** BEGIN Entries **

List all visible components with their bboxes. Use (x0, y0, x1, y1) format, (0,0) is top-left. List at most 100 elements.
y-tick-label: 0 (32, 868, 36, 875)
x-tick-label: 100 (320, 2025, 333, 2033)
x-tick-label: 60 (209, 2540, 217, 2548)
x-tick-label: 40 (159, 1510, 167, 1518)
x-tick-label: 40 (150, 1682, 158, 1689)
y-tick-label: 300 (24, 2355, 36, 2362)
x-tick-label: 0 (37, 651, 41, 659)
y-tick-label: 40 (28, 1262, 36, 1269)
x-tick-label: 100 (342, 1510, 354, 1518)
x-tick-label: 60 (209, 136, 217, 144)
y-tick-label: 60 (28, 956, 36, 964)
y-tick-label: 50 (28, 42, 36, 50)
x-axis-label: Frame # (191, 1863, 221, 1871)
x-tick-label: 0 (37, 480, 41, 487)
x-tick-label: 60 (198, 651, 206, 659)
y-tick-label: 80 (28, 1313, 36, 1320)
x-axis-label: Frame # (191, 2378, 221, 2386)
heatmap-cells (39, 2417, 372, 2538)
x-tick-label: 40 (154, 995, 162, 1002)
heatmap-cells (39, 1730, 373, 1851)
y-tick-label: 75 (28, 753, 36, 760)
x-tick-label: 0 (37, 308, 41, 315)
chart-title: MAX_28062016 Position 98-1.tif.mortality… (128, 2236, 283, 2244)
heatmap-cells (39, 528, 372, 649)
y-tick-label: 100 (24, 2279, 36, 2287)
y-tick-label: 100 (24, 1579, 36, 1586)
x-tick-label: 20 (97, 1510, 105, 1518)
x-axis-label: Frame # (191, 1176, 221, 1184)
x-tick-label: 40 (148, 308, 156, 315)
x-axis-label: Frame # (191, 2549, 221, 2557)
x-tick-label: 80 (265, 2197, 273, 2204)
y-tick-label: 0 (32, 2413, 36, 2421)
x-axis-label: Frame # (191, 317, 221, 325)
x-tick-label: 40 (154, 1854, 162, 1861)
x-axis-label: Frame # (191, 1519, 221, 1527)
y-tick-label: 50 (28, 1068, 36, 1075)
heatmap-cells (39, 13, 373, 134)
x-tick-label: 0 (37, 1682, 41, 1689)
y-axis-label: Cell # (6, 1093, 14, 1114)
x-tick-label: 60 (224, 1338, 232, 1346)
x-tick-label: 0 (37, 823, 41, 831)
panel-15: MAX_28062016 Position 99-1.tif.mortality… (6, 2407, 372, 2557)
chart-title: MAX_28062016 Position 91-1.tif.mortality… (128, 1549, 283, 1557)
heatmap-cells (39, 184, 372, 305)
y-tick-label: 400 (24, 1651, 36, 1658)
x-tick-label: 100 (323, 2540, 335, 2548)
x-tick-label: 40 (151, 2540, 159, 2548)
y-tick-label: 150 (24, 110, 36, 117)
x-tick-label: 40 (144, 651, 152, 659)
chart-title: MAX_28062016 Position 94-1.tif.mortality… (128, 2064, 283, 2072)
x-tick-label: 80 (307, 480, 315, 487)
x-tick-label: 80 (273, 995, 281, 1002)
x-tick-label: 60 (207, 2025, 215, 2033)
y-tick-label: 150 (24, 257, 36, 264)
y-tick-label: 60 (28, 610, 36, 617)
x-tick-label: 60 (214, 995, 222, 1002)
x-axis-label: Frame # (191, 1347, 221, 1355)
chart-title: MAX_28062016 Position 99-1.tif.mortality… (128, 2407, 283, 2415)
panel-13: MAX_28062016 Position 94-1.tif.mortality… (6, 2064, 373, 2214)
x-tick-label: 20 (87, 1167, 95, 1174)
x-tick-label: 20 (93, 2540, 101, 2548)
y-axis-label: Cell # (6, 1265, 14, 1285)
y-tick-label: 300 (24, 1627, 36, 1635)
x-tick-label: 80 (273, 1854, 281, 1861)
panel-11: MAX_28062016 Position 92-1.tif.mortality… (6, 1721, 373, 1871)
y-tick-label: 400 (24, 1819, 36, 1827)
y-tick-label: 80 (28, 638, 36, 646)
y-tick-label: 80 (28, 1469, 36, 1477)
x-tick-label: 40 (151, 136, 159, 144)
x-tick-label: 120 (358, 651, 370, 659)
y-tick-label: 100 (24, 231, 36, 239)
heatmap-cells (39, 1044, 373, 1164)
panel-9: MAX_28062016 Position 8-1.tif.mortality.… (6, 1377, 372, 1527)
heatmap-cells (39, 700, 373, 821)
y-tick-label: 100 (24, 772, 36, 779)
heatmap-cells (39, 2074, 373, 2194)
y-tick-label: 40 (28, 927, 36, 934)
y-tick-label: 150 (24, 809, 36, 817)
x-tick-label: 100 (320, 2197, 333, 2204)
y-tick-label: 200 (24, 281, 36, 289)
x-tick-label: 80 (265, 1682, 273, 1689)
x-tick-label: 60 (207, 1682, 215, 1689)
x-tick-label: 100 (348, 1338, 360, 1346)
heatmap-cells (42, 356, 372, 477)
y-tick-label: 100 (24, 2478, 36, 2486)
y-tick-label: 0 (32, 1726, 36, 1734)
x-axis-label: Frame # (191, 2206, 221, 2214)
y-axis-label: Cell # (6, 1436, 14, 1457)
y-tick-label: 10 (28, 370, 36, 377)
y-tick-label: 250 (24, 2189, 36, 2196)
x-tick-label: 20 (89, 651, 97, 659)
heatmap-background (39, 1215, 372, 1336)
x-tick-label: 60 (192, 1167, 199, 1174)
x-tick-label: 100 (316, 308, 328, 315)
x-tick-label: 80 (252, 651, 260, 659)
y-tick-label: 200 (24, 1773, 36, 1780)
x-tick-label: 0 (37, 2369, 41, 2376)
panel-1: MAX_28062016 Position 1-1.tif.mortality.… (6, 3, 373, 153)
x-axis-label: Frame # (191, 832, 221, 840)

** END Entries **

▶ _The problem_
Reproduce every item above word for word.

▶ _The response_
List all visible components with their bboxes. Use (x0, y0, x1, y1) format, (0,0) is top-left. List at most 100 elements.
y-tick-label: 0 (32, 868, 36, 875)
x-tick-label: 100 (320, 2025, 333, 2033)
x-tick-label: 60 (209, 2540, 217, 2548)
x-tick-label: 40 (159, 1510, 167, 1518)
x-tick-label: 40 (150, 1682, 158, 1689)
y-tick-label: 300 (24, 2355, 36, 2362)
x-tick-label: 0 (37, 651, 41, 659)
y-tick-label: 40 (28, 1262, 36, 1269)
x-tick-label: 100 (342, 1510, 354, 1518)
x-tick-label: 60 (209, 136, 217, 144)
y-tick-label: 60 (28, 956, 36, 964)
y-tick-label: 50 (28, 42, 36, 50)
x-axis-label: Frame # (191, 1863, 221, 1871)
x-tick-label: 0 (37, 480, 41, 487)
x-tick-label: 60 (198, 651, 206, 659)
y-tick-label: 80 (28, 1313, 36, 1320)
x-axis-label: Frame # (191, 2378, 221, 2386)
heatmap-cells (39, 2417, 372, 2538)
x-tick-label: 40 (154, 995, 162, 1002)
heatmap-cells (39, 1730, 373, 1851)
y-tick-label: 75 (28, 753, 36, 760)
x-tick-label: 0 (37, 308, 41, 315)
chart-title: MAX_28062016 Position 98-1.tif.mortality… (128, 2236, 283, 2244)
heatmap-cells (39, 528, 372, 649)
y-tick-label: 100 (24, 2279, 36, 2287)
y-tick-label: 100 (24, 1579, 36, 1586)
x-tick-label: 20 (97, 1510, 105, 1518)
x-axis-label: Frame # (191, 1176, 221, 1184)
x-tick-label: 40 (148, 308, 156, 315)
x-axis-label: Frame # (191, 2549, 221, 2557)
x-tick-label: 80 (265, 2197, 273, 2204)
y-tick-label: 0 (32, 2413, 36, 2421)
x-axis-label: Frame # (191, 317, 221, 325)
x-tick-label: 40 (154, 1854, 162, 1861)
x-axis-label: Frame # (191, 1519, 221, 1527)
y-tick-label: 50 (28, 1068, 36, 1075)
heatmap-cells (39, 13, 373, 134)
x-tick-label: 0 (37, 1682, 41, 1689)
y-axis-label: Cell # (6, 1093, 14, 1114)
x-tick-label: 60 (224, 1338, 232, 1346)
x-tick-label: 0 (37, 823, 41, 831)
panel-15: MAX_28062016 Position 99-1.tif.mortality… (6, 2407, 372, 2557)
chart-title: MAX_28062016 Position 91-1.tif.mortality… (128, 1549, 283, 1557)
heatmap-cells (39, 184, 372, 305)
y-tick-label: 400 (24, 1651, 36, 1658)
x-tick-label: 100 (323, 2540, 335, 2548)
x-tick-label: 40 (151, 2540, 159, 2548)
y-tick-label: 150 (24, 110, 36, 117)
x-tick-label: 40 (144, 651, 152, 659)
chart-title: MAX_28062016 Position 94-1.tif.mortality… (128, 2064, 283, 2072)
x-tick-label: 80 (307, 480, 315, 487)
x-tick-label: 80 (273, 995, 281, 1002)
x-tick-label: 60 (207, 2025, 215, 2033)
y-tick-label: 150 (24, 257, 36, 264)
y-tick-label: 60 (28, 610, 36, 617)
x-tick-label: 60 (214, 995, 222, 1002)
x-axis-label: Frame # (191, 1347, 221, 1355)
chart-title: MAX_28062016 Position 99-1.tif.mortality… (128, 2407, 283, 2415)
panel-13: MAX_28062016 Position 94-1.tif.mortality… (6, 2064, 373, 2214)
x-tick-label: 20 (87, 1167, 95, 1174)
x-tick-label: 20 (93, 2540, 101, 2548)
y-axis-label: Cell # (6, 1265, 14, 1285)
y-tick-label: 300 (24, 1627, 36, 1635)
x-tick-label: 80 (273, 1854, 281, 1861)
panel-11: MAX_28062016 Position 92-1.tif.mortality… (6, 1721, 373, 1871)
y-tick-label: 400 (24, 1819, 36, 1827)
y-tick-label: 80 (28, 638, 36, 646)
y-tick-label: 80 (28, 1469, 36, 1477)
x-tick-label: 40 (151, 136, 159, 144)
x-tick-label: 120 (358, 651, 370, 659)
y-tick-label: 100 (24, 231, 36, 239)
heatmap-cells (39, 1044, 373, 1164)
panel-9: MAX_28062016 Position 8-1.tif.mortality.… (6, 1377, 372, 1527)
heatmap-cells (39, 700, 373, 821)
y-tick-label: 100 (24, 772, 36, 779)
heatmap-cells (39, 2074, 373, 2194)
y-tick-label: 40 (28, 927, 36, 934)
y-tick-label: 150 (24, 809, 36, 817)
x-tick-label: 100 (320, 2197, 333, 2204)
y-tick-label: 200 (24, 281, 36, 289)
x-tick-label: 80 (265, 1682, 273, 1689)
x-tick-label: 60 (207, 1682, 215, 1689)
x-tick-label: 100 (348, 1338, 360, 1346)
heatmap-cells (42, 356, 372, 477)
y-tick-label: 100 (24, 2478, 36, 2486)
y-tick-label: 0 (32, 1726, 36, 1734)
x-axis-label: Frame # (191, 2206, 221, 2214)
y-axis-label: Cell # (6, 1436, 14, 1457)
y-tick-label: 10 (28, 370, 36, 377)
y-tick-label: 250 (24, 2189, 36, 2196)
x-tick-label: 20 (89, 651, 97, 659)
heatmap-background (39, 1215, 372, 1336)
x-tick-label: 60 (192, 1167, 199, 1174)
x-tick-label: 100 (316, 308, 328, 315)
x-tick-label: 80 (252, 651, 260, 659)
y-tick-label: 200 (24, 1773, 36, 1780)
x-tick-label: 0 (37, 2369, 41, 2376)
panel-1: MAX_28062016 Position 1-1.tif.mortality.… (6, 3, 373, 153)
x-axis-label: Frame # (191, 832, 221, 840)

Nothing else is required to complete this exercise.